Goal.
Scan the records and identify every line in which the string "English" occurs, then return those lines.

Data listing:
---*---
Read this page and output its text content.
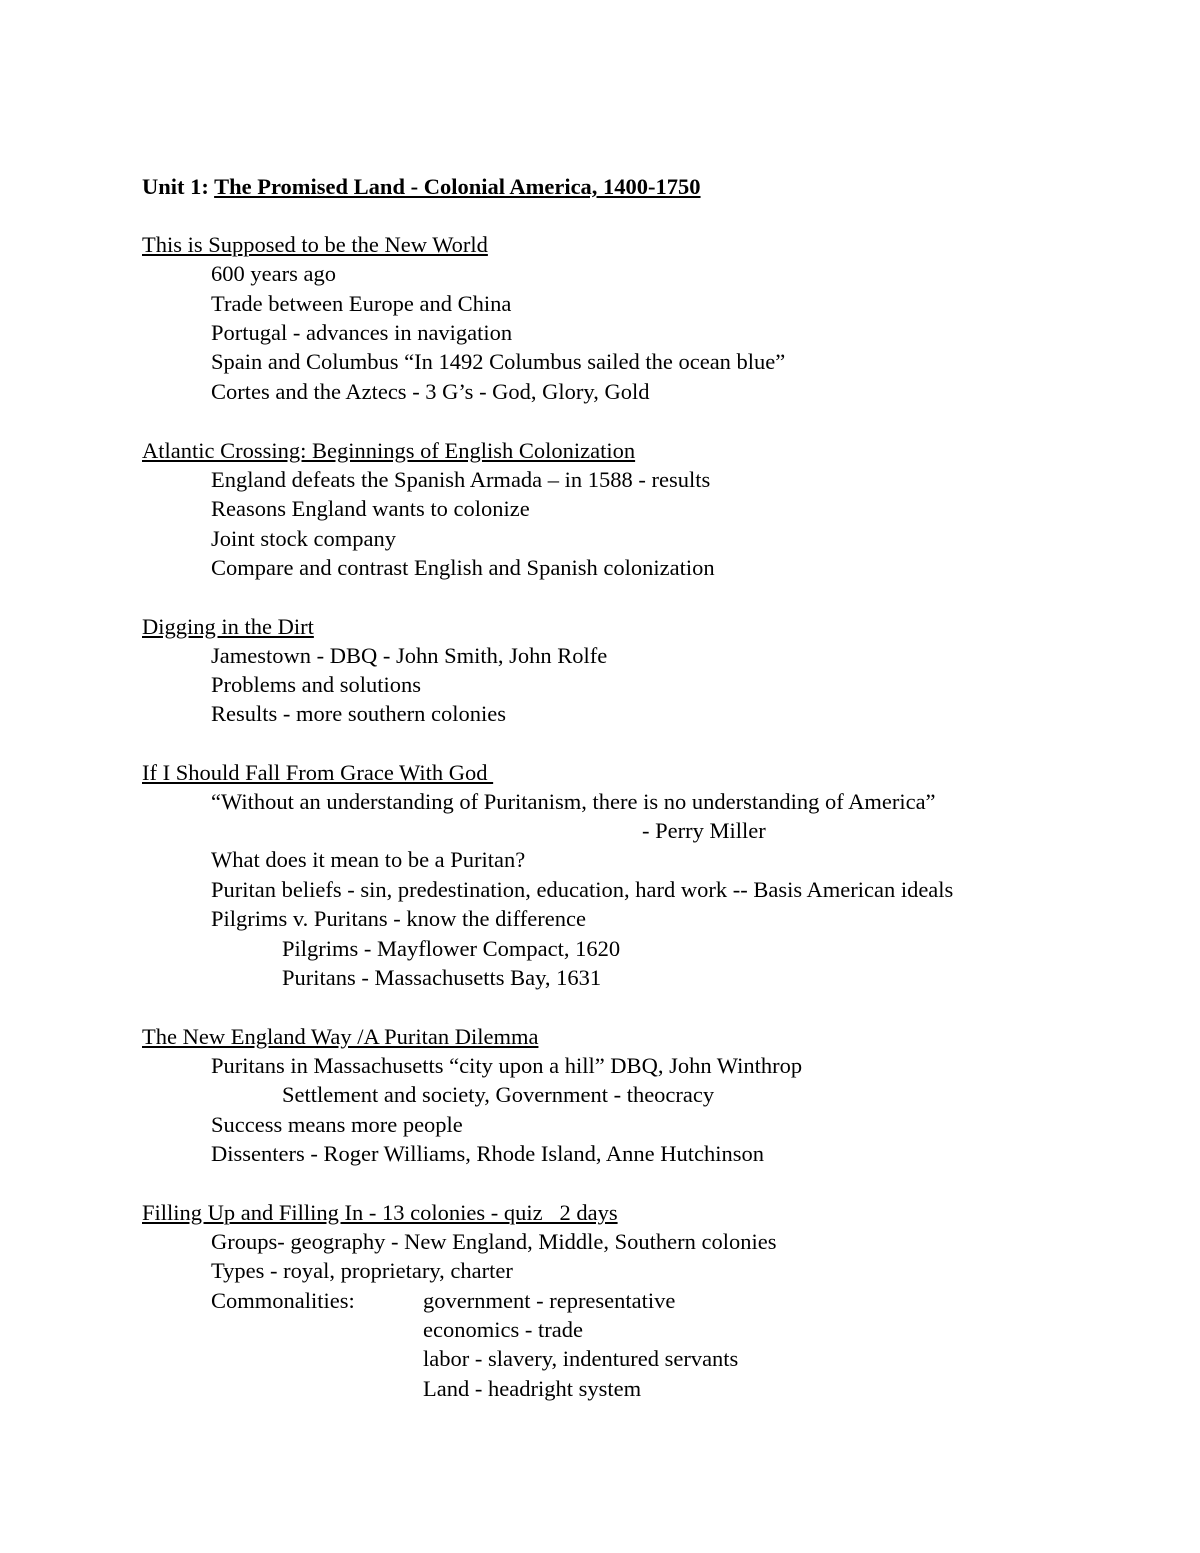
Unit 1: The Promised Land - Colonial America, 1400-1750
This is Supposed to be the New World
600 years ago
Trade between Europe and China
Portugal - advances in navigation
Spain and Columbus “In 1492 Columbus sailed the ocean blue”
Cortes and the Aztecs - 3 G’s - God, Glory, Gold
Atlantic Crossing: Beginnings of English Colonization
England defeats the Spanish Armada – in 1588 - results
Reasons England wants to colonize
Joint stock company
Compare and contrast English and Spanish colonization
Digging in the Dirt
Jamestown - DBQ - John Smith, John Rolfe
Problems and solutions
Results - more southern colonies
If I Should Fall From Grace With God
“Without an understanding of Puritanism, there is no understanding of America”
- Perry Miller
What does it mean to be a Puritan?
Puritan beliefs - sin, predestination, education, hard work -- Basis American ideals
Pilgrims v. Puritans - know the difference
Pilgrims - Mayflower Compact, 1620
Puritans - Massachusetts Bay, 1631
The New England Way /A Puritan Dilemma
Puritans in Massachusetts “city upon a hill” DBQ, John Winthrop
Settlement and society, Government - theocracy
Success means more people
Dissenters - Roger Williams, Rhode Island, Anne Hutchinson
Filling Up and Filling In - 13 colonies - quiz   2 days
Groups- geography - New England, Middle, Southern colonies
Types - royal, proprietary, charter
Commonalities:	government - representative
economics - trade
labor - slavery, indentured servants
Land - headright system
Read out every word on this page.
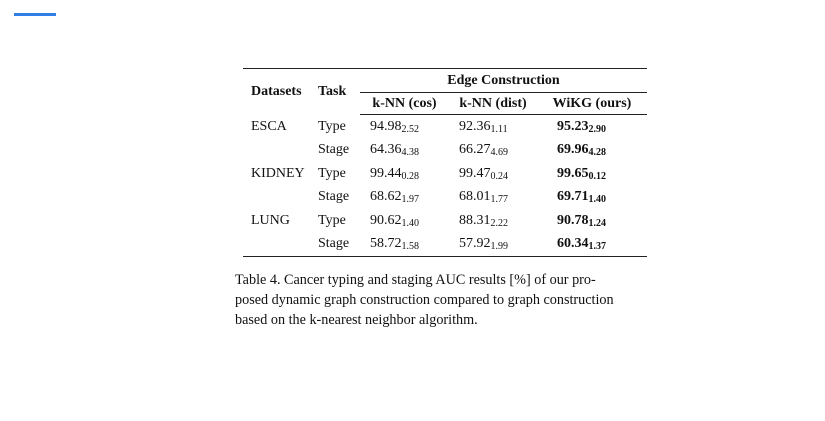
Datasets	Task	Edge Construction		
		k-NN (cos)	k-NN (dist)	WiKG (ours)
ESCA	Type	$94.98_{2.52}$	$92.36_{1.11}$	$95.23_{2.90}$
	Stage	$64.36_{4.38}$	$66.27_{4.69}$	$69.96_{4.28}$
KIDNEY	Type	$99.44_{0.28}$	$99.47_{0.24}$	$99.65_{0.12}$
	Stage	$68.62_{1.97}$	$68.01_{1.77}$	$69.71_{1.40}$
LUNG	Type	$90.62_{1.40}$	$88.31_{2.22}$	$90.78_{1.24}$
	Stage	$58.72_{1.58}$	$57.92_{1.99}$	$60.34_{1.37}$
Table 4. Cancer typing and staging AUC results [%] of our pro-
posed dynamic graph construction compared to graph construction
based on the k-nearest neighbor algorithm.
---*---
Task response.
Atlantic Crossing: Beginnings of English Colonization
Compare and contrast English and Spanish colonization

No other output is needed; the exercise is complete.